### Given entries
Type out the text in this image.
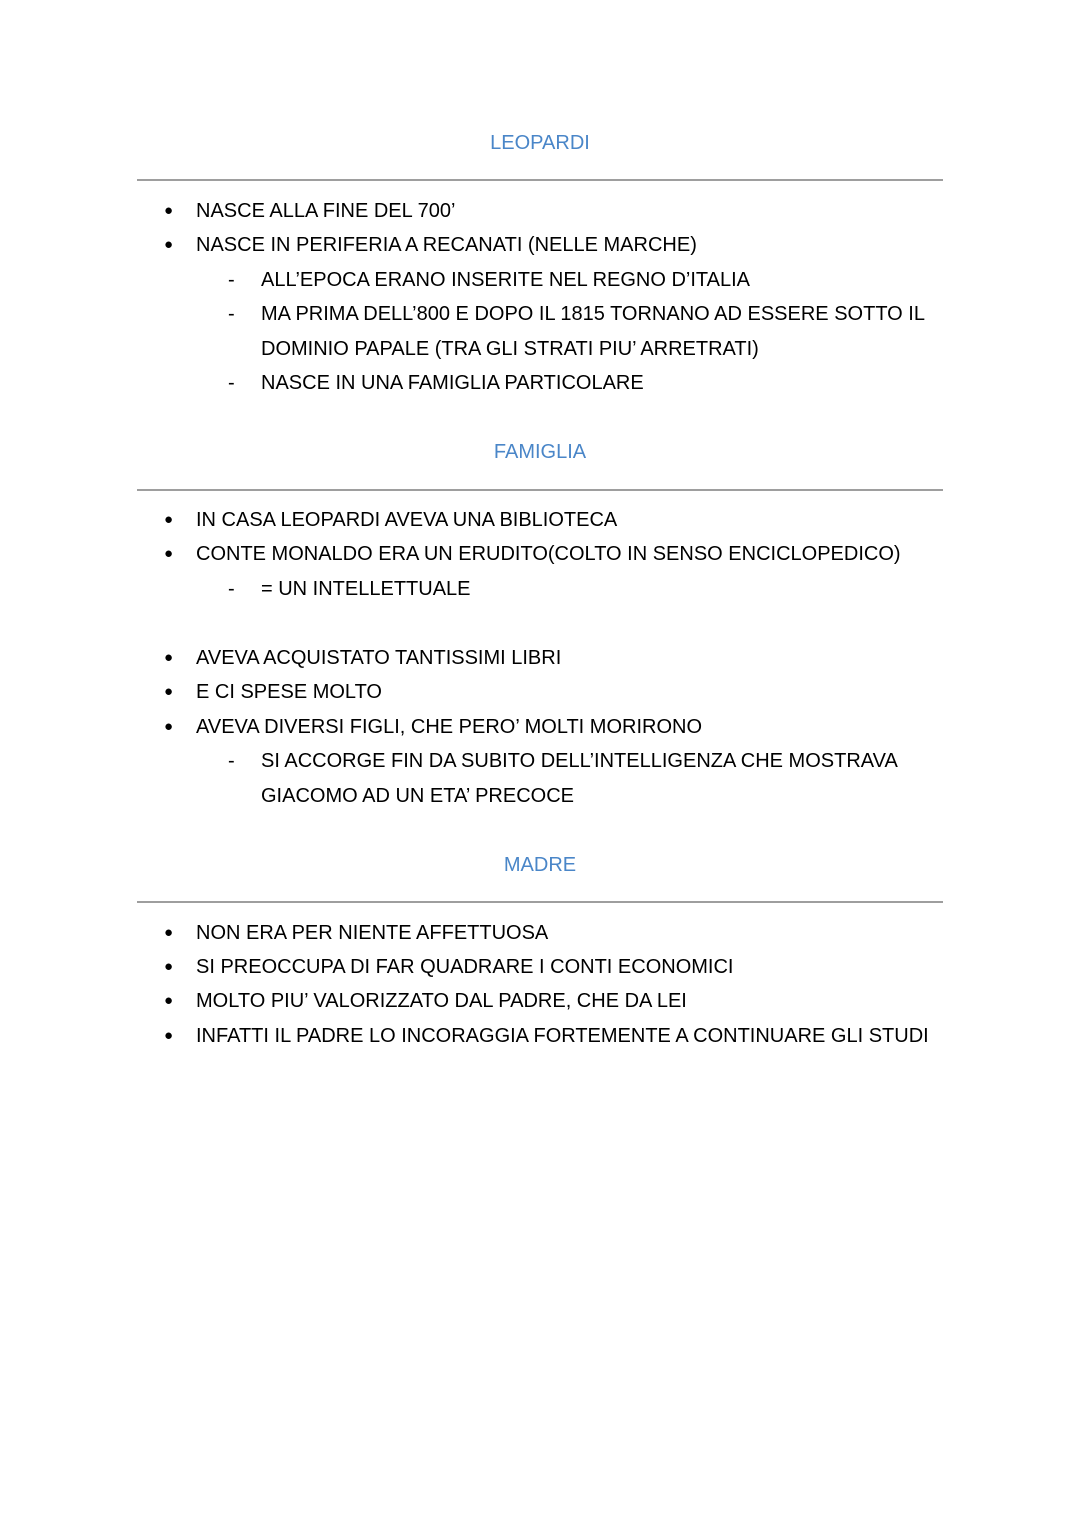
LEOPARDI
● NASCE ALLA FINE DEL 700’
● NASCE IN PERIFERIA A RECANATI (NELLE MARCHE)
- ALL’EPOCA ERANO INSERITE NEL REGNO D’ITALIA
- MA PRIMA DELL’800 E DOPO IL 1815 TORNANO AD ESSERE SOTTO IL
DOMINIO PAPALE (TRA GLI STRATI PIU’ ARRETRATI)
- NASCE IN UNA FAMIGLIA PARTICOLARE
FAMIGLIA
● IN CASA LEOPARDI AVEVA UNA BIBLIOTECA
● CONTE MONALDO ERA UN ERUDITO(COLTO IN SENSO ENCICLOPEDICO)
- = UN INTELLETTUALE
● AVEVA ACQUISTATO TANTISSIMI LIBRI
● E CI SPESE MOLTO
● AVEVA DIVERSI FIGLI, CHE PERO’ MOLTI MORIRONO
- SI ACCORGE FIN DA SUBITO DELL’INTELLIGENZA CHE MOSTRAVA
GIACOMO AD UN ETA’ PRECOCE
MADRE
● NON ERA PER NIENTE AFFETTUOSA
● SI PREOCCUPA DI FAR QUADRARE I CONTI ECONOMICI
● MOLTO PIU’ VALORIZZATO DAL PADRE, CHE DA LEI
● INFATTI IL PADRE LO INCORAGGIA FORTEMENTE A CONTINUARE GLI STUDI
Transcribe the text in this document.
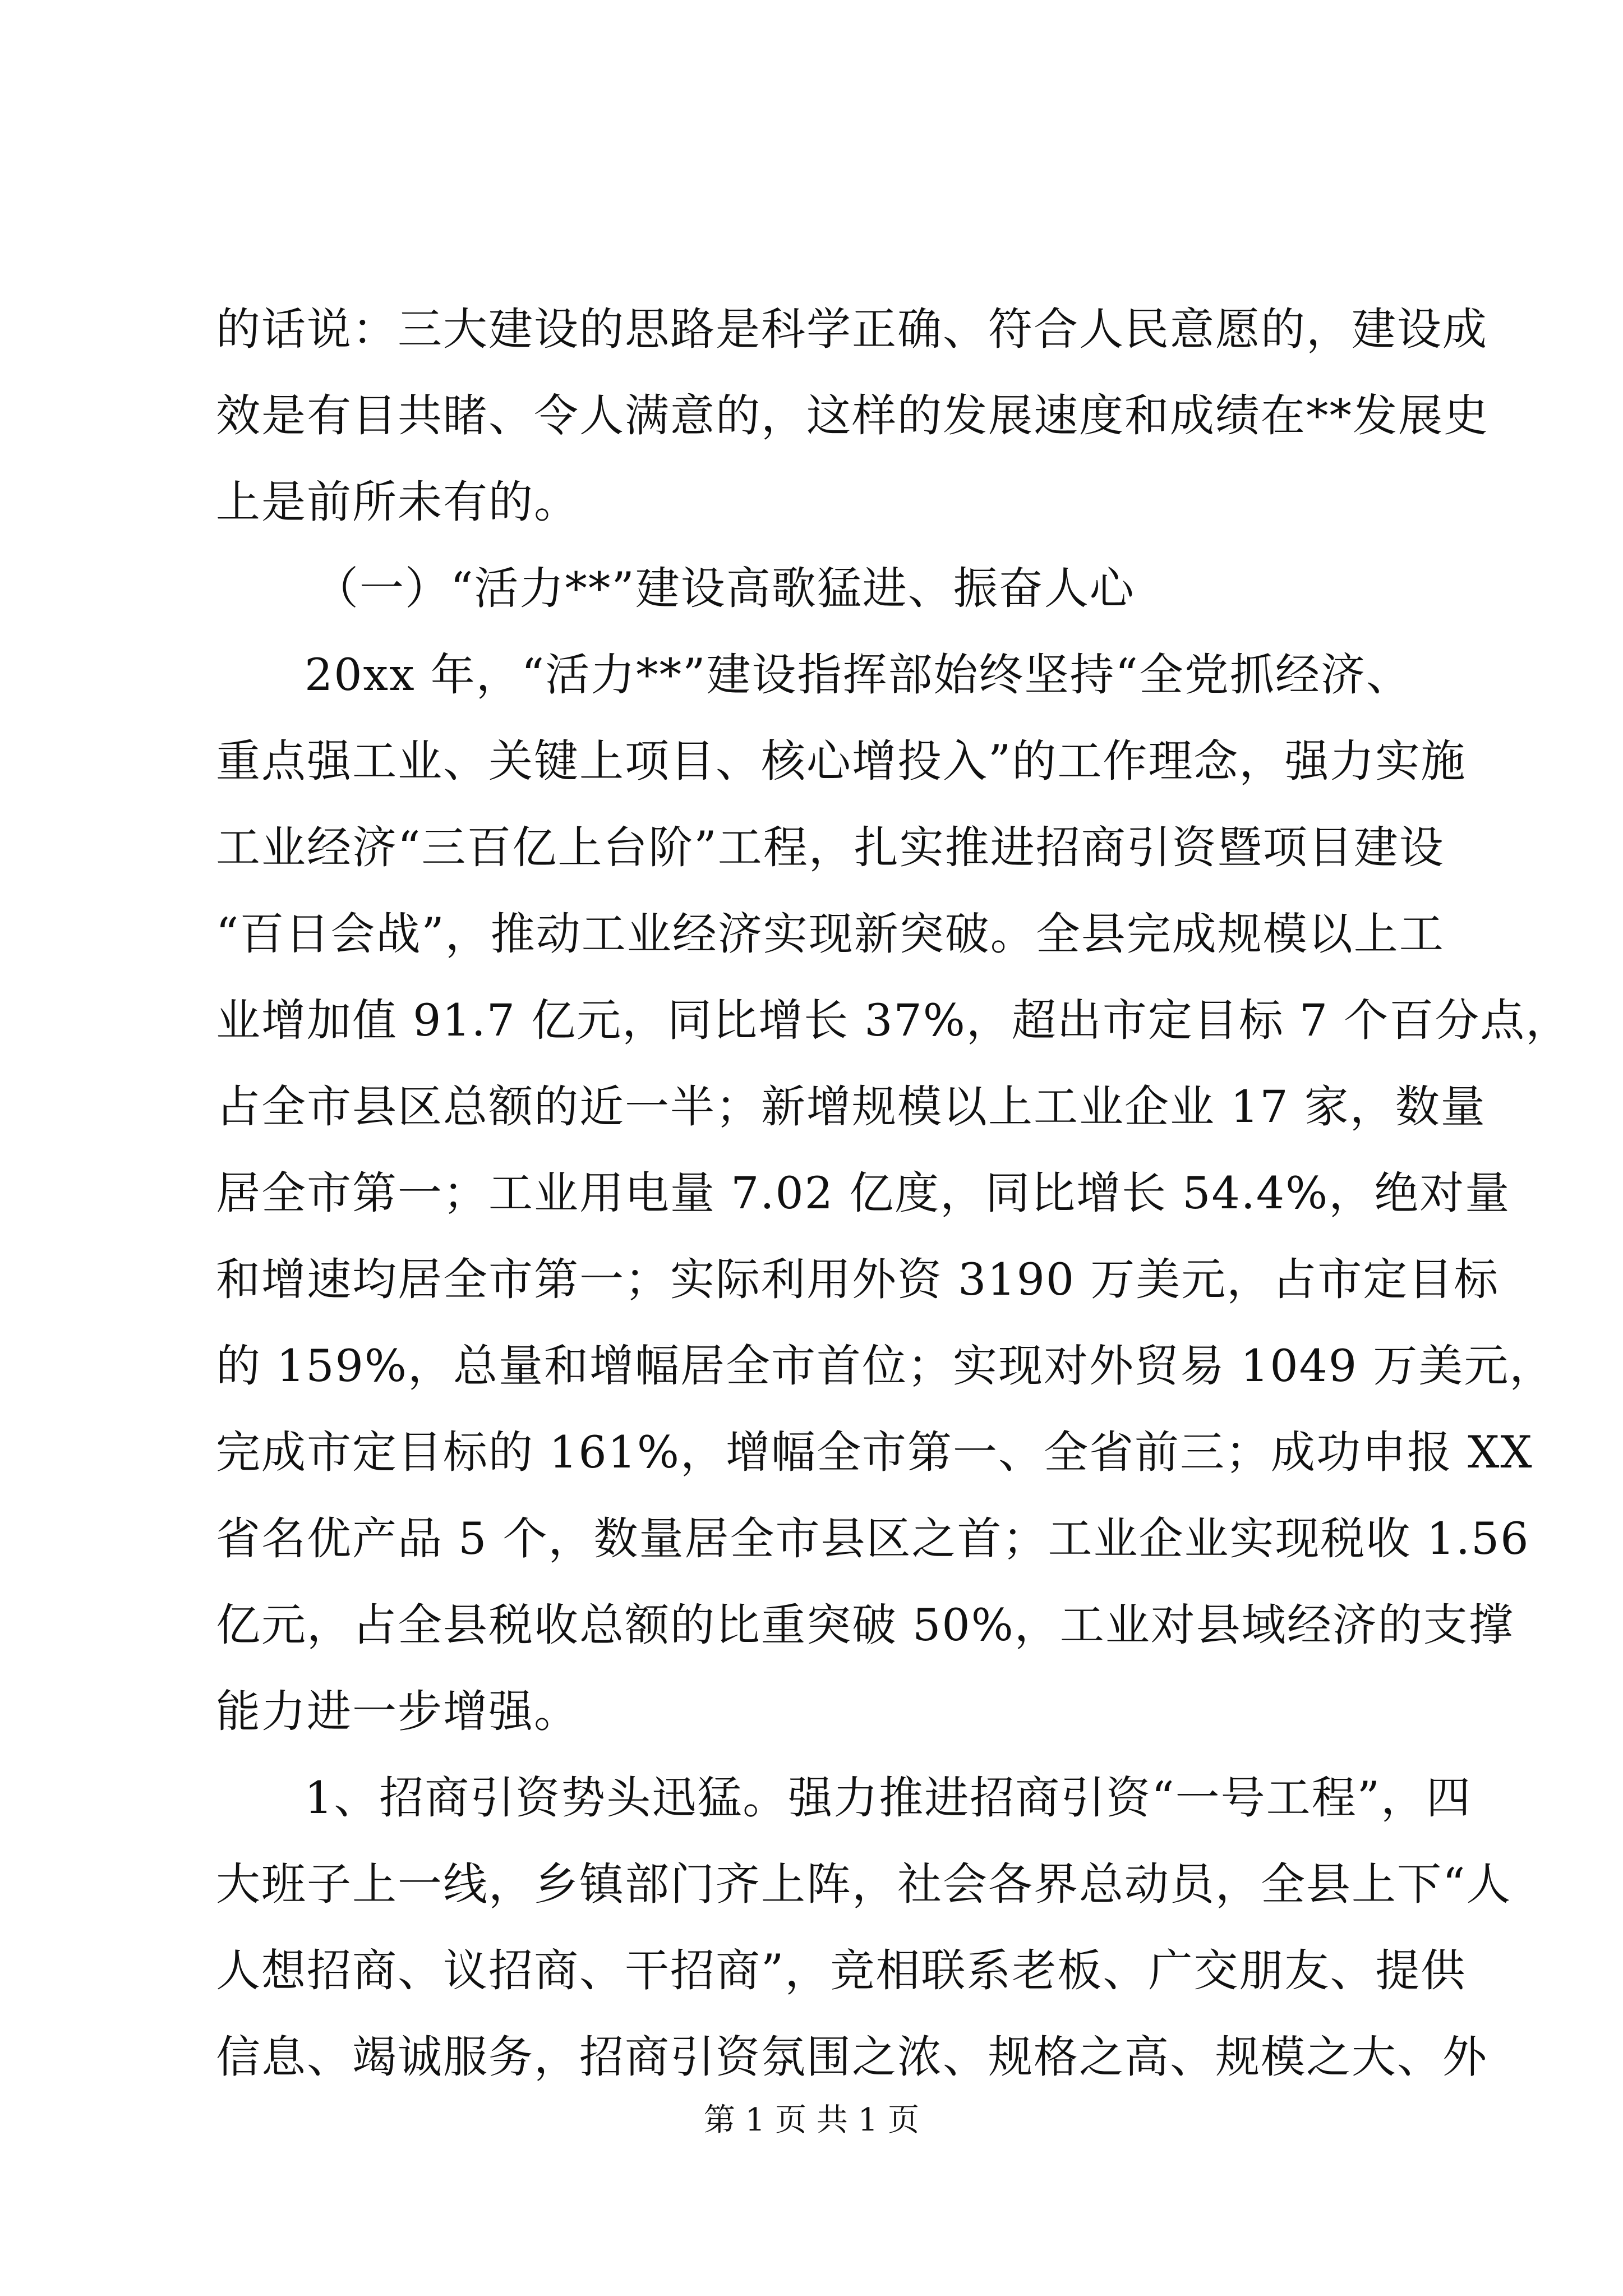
的话说：三大建设的思路是科学正确、符合人民意愿的，建设成
效是有目共睹、令人满意的，这样的发展速度和成绩在**发展史
上是前所未有的。
（一）“活力**”建设高歌猛进、振奋人心
20xx 年，“活力**”建设指挥部始终坚持“全党抓经济、
重点强工业、关键上项目、核心增投入”的工作理念，强力实施
工业经济“三百亿上台阶”工程，扎实推进招商引资暨项目建设
“百日会战”，推动工业经济实现新突破。全县完成规模以上工
业增加值 91.7 亿元，同比增长 37%，超出市定目标 7 个百分点，
占全市县区总额的近一半；新增规模以上工业企业 17 家，数量
居全市第一；工业用电量 7.02 亿度，同比增长 54.4%，绝对量
和增速均居全市第一；实际利用外资 3190 万美元，占市定目标
的 159%，总量和增幅居全市首位；实现对外贸易 1049 万美元，
完成市定目标的 161%，增幅全市第一、全省前三；成功申报 XX
省名优产品 5 个，数量居全市县区之首；工业企业实现税收 1.56
亿元，占全县税收总额的比重突破 50%，工业对县域经济的支撑
能力进一步增强。
1、招商引资势头迅猛。强力推进招商引资“一号工程”，四
大班子上一线，乡镇部门齐上阵，社会各界总动员，全县上下“人
人想招商、议招商、干招商”，竞相联系老板、广交朋友、提供
信息、竭诚服务，招商引资氛围之浓、规格之高、规模之大、外
第 1 页 共 1 页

### Set task
The copy should hold exactly the lines from the line containing "Transcribe the text in this document." through the end of the data, both ends included, and no pictures.

### Solution for this problem
Transcribe the text in this document.
的话说：三大建设的思路是科学正确、符合人民意愿的，建设成
效是有目共睹、令人满意的，这样的发展速度和成绩在**发展史
上是前所未有的。
（一）“活力**”建设高歌猛进、振奋人心
20xx 年，“活力**”建设指挥部始终坚持“全党抓经济、
重点强工业、关键上项目、核心增投入”的工作理念，强力实施
工业经济“三百亿上台阶”工程，扎实推进招商引资暨项目建设
“百日会战”，推动工业经济实现新突破。全县完成规模以上工
业增加值 91.7 亿元，同比增长 37%，超出市定目标 7 个百分点，
占全市县区总额的近一半；新增规模以上工业企业 17 家，数量
居全市第一；工业用电量 7.02 亿度，同比增长 54.4%，绝对量
和增速均居全市第一；实际利用外资 3190 万美元，占市定目标
的 159%，总量和增幅居全市首位；实现对外贸易 1049 万美元，
完成市定目标的 161%，增幅全市第一、全省前三；成功申报 XX
省名优产品 5 个，数量居全市县区之首；工业企业实现税收 1.56
亿元，占全县税收总额的比重突破 50%，工业对县域经济的支撑
能力进一步增强。
1、招商引资势头迅猛。强力推进招商引资“一号工程”，四
大班子上一线，乡镇部门齐上阵，社会各界总动员，全县上下“人
人想招商、议招商、干招商”，竞相联系老板、广交朋友、提供
信息、竭诚服务，招商引资氛围之浓、规格之高、规模之大、外
第 1 页 共 1 页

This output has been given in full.